◆ **課題**:
下の原文のうち、「と思うかもしれませんが、神話でよくあることじゃね?」で始まり「さらに言えば上記のアテナが戦争と知恵のイケ女神だったのでさらに嫉妬したらしい。」まで続く部分を、一字も変えずに書き出してください。

◆ **原文**:
◇ ◇ ◇ ◇

火と鍜治を司る神(古くは火山の神であったとか)であり、ローマ神話では「ウルカヌス」、英語では「ヴァルカン」と呼ばれる。
親は最高神であるゼウスとその正妻であるヘラの息子で第一子…
と言われたりするがヘラの息子と言われる事もある。

「何で?」
と思った方、理由は簡単。ヘラが一人で産んだから

「は?」
と思うかもしれませんが、神話でよくあることじゃね?

でその理由についてだが、ゼウスからアテナが誕生した(実際は頭カチ割って出てきた)のを見て、
ヘラ「ゼウスが一人で子供を生めるなら、私も生めるはず」
で生んだとか、ゼウスの浮気に業を煮やして一人で生んだとか色んな話があるが、とりあえずヘラが一人で生んだのは確実なようだ。
ちなみに上記【アテナ】の項目にはゼウスの頭をカチ割ったのはそのヘパイストスだったりするのでなんか変だが、その場合割ったのはプロメテウスなのだろう。多分、恐らく、メイビー。ややこしす。諸説あります。
……所詮神話だから気にするな!!

で、なんとかヘパイストスを生んだヘラだったが、両足は曲がってるわ不細工だわと我が子のあまりの醜さに激怒。
さらに言えば上記のアテナが戦争と知恵のイケ女神だったのでさらに嫉妬したらしい。
ヘラ「なにこの子キモッ!こんな子いらんわ!」
でもってヘラはヘパイストスをオリュンポスの山頂から投げ捨ててしまう。長男なのに……
なにか現代に通じるものがある……

捨てられたヘパイストスは海の女神であるテティスに拾われ、鍜治の仕事を学びながら育っていく。

◇ ◇ ◇ ◇

◆ **提供データ**:
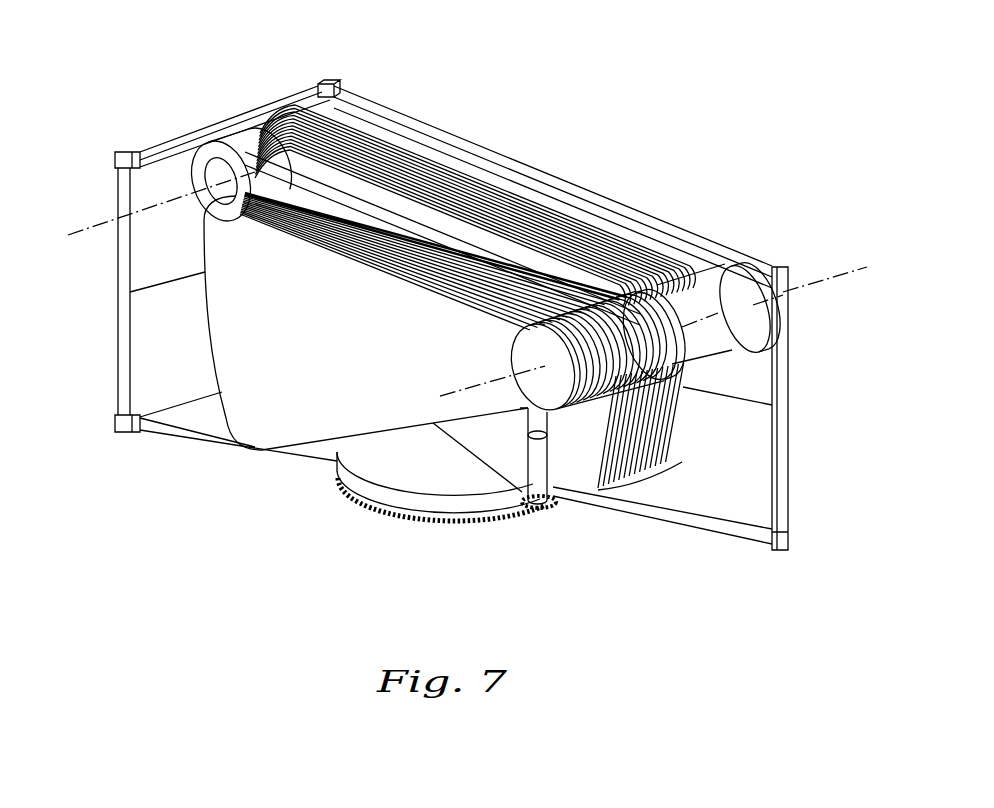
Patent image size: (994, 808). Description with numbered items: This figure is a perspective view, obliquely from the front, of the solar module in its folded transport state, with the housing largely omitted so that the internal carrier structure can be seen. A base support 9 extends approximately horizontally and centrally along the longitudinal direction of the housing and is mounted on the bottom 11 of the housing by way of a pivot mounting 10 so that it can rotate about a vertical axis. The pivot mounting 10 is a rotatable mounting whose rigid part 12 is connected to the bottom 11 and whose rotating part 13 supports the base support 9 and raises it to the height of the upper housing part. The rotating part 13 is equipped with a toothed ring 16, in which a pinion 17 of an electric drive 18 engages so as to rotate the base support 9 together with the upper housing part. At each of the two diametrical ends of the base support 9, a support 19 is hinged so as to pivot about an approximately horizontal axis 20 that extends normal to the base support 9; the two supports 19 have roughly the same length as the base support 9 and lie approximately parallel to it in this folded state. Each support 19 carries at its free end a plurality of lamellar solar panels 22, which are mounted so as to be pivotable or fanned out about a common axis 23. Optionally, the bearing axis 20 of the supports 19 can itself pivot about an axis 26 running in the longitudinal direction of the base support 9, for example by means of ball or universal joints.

The base support 9 is at (275, 145).
The pivot mounting 10 is at (298, 498).
The bottom 11 is at (207, 410).
The rigid part 12 is at (392, 520).
The rotating part 13 is at (448, 473).
The toothed ring 16 is at (422, 522).
The pinion 17 is at (547, 512).
The electric drive 18 is at (520, 522).
The support 19 is at (482, 170).
The axis 20 is at (80, 232).
The solar panels 22 is at (342, 355).
The axis 23 is at (423, 125).
The axis 26 is at (193, 128).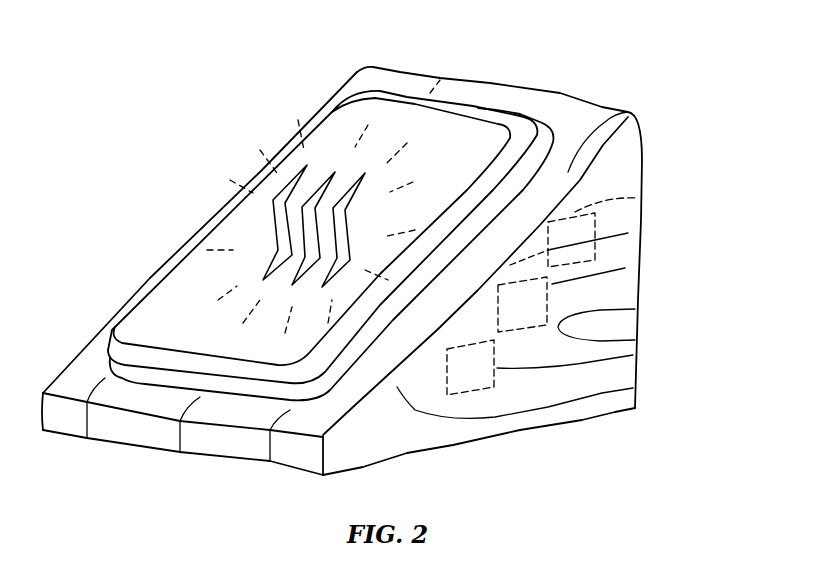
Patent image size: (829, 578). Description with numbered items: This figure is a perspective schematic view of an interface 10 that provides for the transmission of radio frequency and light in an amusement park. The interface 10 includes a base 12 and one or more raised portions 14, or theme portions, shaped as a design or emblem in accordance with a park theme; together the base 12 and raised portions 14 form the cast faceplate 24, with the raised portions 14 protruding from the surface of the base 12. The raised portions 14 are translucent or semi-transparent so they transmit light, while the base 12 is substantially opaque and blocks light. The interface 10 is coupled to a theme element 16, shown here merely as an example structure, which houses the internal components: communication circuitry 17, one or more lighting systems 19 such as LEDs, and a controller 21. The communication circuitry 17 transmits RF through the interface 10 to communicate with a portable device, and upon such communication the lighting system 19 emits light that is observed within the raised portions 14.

The interface 10 is at (476, 56).
The base 12 is at (458, 118).
The raised portions 14 is at (321, 185).
The theme element 16 is at (620, 292).
The communication circuitry 17 is at (522, 329).
The lighting system 19 is at (470, 394).
The controller 21 is at (642, 207).
The faceplate 24 is at (113, 315).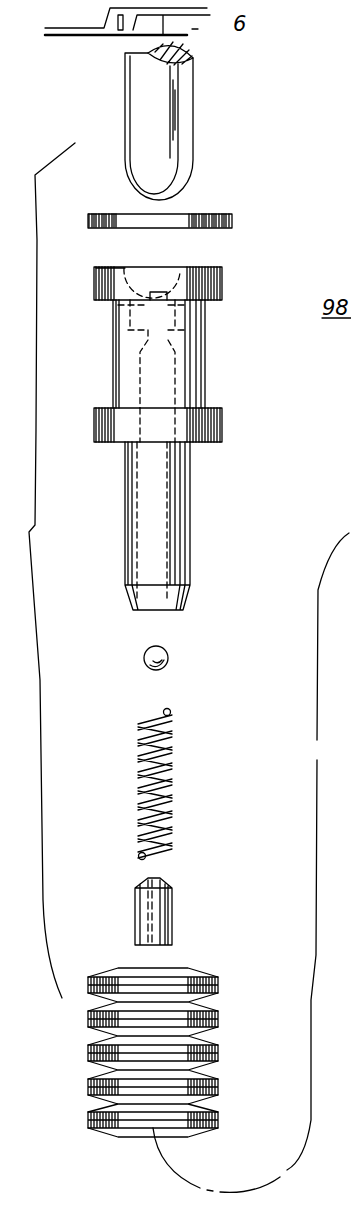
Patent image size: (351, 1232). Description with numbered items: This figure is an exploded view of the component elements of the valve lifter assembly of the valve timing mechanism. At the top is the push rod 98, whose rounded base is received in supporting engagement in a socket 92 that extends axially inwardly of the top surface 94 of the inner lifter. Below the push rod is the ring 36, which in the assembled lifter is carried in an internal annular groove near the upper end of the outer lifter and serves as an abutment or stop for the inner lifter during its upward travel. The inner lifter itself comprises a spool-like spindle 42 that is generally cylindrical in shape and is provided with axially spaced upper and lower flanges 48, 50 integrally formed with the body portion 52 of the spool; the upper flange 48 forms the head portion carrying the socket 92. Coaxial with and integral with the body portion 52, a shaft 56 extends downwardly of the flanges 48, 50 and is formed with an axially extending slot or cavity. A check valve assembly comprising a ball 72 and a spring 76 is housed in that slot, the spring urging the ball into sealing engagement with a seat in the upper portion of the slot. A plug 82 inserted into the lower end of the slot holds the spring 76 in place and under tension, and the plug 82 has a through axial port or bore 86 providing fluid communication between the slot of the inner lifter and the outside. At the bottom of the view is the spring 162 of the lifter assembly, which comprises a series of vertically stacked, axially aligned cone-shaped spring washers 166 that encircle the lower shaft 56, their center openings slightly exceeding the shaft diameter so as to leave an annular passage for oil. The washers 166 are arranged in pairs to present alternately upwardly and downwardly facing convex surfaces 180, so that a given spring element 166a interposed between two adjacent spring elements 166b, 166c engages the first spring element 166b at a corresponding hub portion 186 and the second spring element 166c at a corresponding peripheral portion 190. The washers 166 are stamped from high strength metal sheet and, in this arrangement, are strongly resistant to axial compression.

The push rod 98 is at (180, 112).
The ring 36 is at (232, 220).
The top surface 94 is at (106, 267).
The socket 92 is at (172, 265).
The upper flange 48 is at (215, 287).
The spool-like spindle 42 is at (86, 357).
The body portion 52 is at (188, 368).
The lower flange 50 is at (210, 430).
The shaft 56 is at (178, 513).
The ball 72 is at (168, 652).
The spring 76 is at (172, 802).
The plug 82 is at (160, 915).
The axial port 86 is at (132, 912).
The spring 162 is at (222, 1019).
The cone-shaped spring washers 166 is at (218, 985).
The spring element 166a is at (215, 1075).
The first spring element 166b is at (218, 1026).
The second spring element 166c is at (217, 1090).
The convex surface 180 is at (210, 1107).
The hub portion 186 is at (118, 1038).
The peripheral portion 190 is at (93, 1053).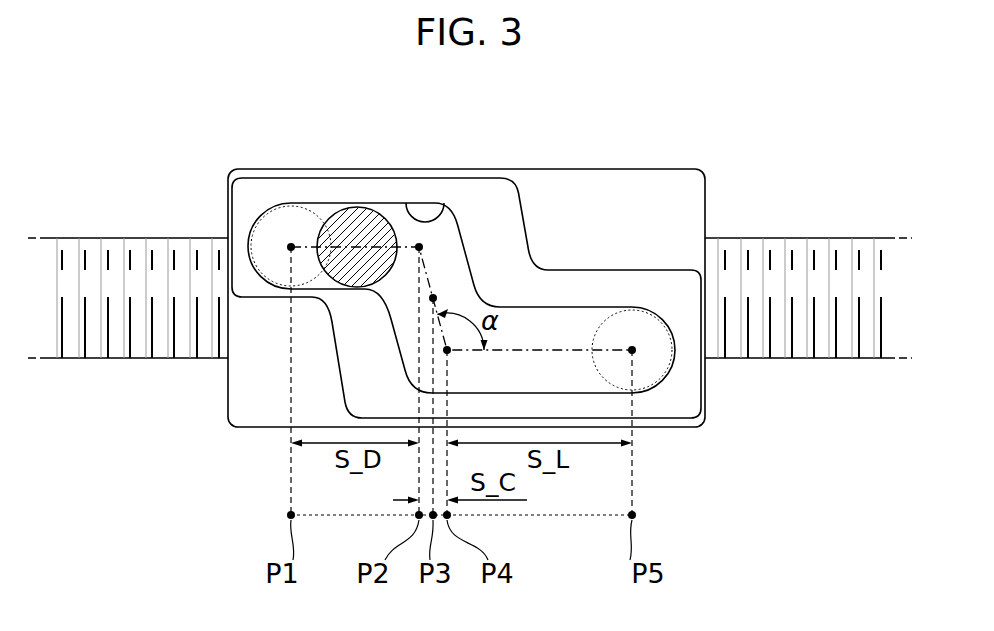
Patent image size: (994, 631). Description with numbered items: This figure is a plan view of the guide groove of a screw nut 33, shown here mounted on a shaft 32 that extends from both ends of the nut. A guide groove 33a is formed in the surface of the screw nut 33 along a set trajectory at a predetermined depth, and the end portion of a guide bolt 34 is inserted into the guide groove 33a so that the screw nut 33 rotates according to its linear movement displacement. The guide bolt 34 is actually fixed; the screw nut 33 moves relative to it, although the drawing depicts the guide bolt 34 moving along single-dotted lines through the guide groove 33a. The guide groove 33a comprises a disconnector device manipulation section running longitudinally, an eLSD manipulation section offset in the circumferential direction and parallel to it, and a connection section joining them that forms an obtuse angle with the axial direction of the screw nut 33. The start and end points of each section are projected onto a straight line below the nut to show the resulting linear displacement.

The shaft 32 is at (158, 238).
The screw nut 33 is at (589, 183).
The guide groove 33a is at (437, 216).
The guide bolt 34 is at (352, 222).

◇ ◇ ◇ ◇

◆ **解答全文**:
と思うかもしれませんが、神話でよくあることじゃね?

でその理由についてだが、ゼウスからアテナが誕生した(実際は頭カチ割って出てきた)のを見て、
ヘラ「ゼウスが一人で子供を生めるなら、私も生めるはず」
で生んだとか、ゼウスの浮気に業を煮やして一人で生んだとか色んな話があるが、とりあえずヘラが一人で生んだのは確実なようだ。
ちなみに上記【アテナ】の項目にはゼウスの頭をカチ割ったのはそのヘパイストスだったりするのでなんか変だが、その場合割ったのはプロメテウスなのだろう。多分、恐らく、メイビー。ややこしす。諸説あります。
……所詮神話だから気にするな!!

で、なんとかヘパイストスを生んだヘラだったが、両足は曲がってるわ不細工だわと我が子のあまりの醜さに激怒。
さらに言えば上記のアテナが戦争と知恵のイケ女神だったのでさらに嫉妬したらしい。